[Dataset items]
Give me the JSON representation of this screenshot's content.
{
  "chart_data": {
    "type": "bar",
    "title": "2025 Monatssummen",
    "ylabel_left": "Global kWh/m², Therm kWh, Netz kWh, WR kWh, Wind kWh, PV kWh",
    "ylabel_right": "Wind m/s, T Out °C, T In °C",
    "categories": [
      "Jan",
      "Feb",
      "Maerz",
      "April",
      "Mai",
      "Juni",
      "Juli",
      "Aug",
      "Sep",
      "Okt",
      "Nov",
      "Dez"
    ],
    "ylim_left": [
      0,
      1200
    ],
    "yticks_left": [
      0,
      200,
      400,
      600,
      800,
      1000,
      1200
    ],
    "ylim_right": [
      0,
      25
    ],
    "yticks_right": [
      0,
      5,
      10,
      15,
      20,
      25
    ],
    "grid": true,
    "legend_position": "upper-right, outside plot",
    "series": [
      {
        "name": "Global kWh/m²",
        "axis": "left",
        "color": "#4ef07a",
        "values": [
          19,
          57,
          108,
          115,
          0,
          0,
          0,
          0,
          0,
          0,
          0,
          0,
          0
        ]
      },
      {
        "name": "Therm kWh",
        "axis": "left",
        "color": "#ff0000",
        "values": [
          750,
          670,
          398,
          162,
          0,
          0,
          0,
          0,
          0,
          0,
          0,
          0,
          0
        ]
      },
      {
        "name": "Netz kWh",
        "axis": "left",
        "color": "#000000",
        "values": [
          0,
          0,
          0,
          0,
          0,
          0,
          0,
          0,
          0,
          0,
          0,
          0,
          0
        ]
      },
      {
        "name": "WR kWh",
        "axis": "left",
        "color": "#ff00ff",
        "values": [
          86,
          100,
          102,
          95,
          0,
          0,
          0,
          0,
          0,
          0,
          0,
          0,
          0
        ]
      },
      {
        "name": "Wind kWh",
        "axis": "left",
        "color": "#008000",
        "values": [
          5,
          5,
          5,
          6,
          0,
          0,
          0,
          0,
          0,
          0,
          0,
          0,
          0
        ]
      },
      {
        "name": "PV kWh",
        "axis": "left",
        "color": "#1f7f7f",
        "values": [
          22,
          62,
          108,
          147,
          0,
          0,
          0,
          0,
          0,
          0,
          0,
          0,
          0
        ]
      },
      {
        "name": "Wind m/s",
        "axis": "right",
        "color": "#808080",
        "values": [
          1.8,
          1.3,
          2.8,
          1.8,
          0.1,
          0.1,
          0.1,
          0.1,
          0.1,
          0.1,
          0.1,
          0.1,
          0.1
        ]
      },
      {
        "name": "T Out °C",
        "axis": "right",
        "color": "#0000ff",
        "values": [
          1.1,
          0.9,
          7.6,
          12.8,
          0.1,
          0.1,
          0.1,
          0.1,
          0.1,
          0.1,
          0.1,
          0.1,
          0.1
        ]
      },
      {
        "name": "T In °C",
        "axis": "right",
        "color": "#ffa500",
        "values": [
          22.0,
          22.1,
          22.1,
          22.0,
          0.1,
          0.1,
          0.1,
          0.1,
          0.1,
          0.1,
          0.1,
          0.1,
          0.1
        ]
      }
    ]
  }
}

__PROBLEM DETAILS__. Repeat every entry exactly as written above.

__RIGHT ANSWER__.
Give me the JSON representation of this screenshot's content.
{
  "chart_data": {
    "type": "bar",
    "title": "2025 Monatssummen",
    "ylabel_left": "Global kWh/m², Therm kWh, Netz kWh, WR kWh, Wind kWh, PV kWh",
    "ylabel_right": "Wind m/s, T Out °C, T In °C",
    "categories": [
      "Jan",
      "Feb",
      "Maerz",
      "April",
      "Mai",
      "Juni",
      "Juli",
      "Aug",
      "Sep",
      "Okt",
      "Nov",
      "Dez"
    ],
    "ylim_left": [
      0,
      1200
    ],
    "yticks_left": [
      0,
      200,
      400,
      600,
      800,
      1000,
      1200
    ],
    "ylim_right": [
      0,
      25
    ],
    "yticks_right": [
      0,
      5,
      10,
      15,
      20,
      25
    ],
    "grid": true,
    "legend_position": "upper-right, outside plot",
    "series": [
      {
        "name": "Global kWh/m²",
        "axis": "left",
        "color": "#4ef07a",
        "values": [
          19,
          57,
          108,
          115,
          0,
          0,
          0,
          0,
          0,
          0,
          0,
          0,
          0
        ]
      },
      {
        "name": "Therm kWh",
        "axis": "left",
        "color": "#ff0000",
        "values": [
          750,
          670,
          398,
          162,
          0,
          0,
          0,
          0,
          0,
          0,
          0,
          0,
          0
        ]
      },
      {
        "name": "Netz kWh",
        "axis": "left",
        "color": "#000000",
        "values": [
          0,
          0,
          0,
          0,
          0,
          0,
          0,
          0,
          0,
          0,
          0,
          0,
          0
        ]
      },
      {
        "name": "WR kWh",
        "axis": "left",
        "color": "#ff00ff",
        "values": [
          86,
          100,
          102,
          95,
          0,
          0,
          0,
          0,
          0,
          0,
          0,
          0,
          0
        ]
      },
      {
        "name": "Wind kWh",
        "axis": "left",
        "color": "#008000",
        "values": [
          5,
          5,
          5,
          6,
          0,
          0,
          0,
          0,
          0,
          0,
          0,
          0,
          0
        ]
      },
      {
        "name": "PV kWh",
        "axis": "left",
        "color": "#1f7f7f",
        "values": [
          22,
          62,
          108,
          147,
          0,
          0,
          0,
          0,
          0,
          0,
          0,
          0,
          0
        ]
      },
      {
        "name": "Wind m/s",
        "axis": "right",
        "color": "#808080",
        "values": [
          1.8,
          1.3,
          2.8,
          1.8,
          0.1,
          0.1,
          0.1,
          0.1,
          0.1,
          0.1,
          0.1,
          0.1,
          0.1
        ]
      },
      {
        "name": "T Out °C",
        "axis": "right",
        "color": "#0000ff",
        "values": [
          1.1,
          0.9,
          7.6,
          12.8,
          0.1,
          0.1,
          0.1,
          0.1,
          0.1,
          0.1,
          0.1,
          0.1,
          0.1
        ]
      },
      {
        "name": "T In °C",
        "axis": "right",
        "color": "#ffa500",
        "values": [
          22.0,
          22.1,
          22.1,
          22.0,
          0.1,
          0.1,
          0.1,
          0.1,
          0.1,
          0.1,
          0.1,
          0.1,
          0.1
        ]
      }
    ]
  }
}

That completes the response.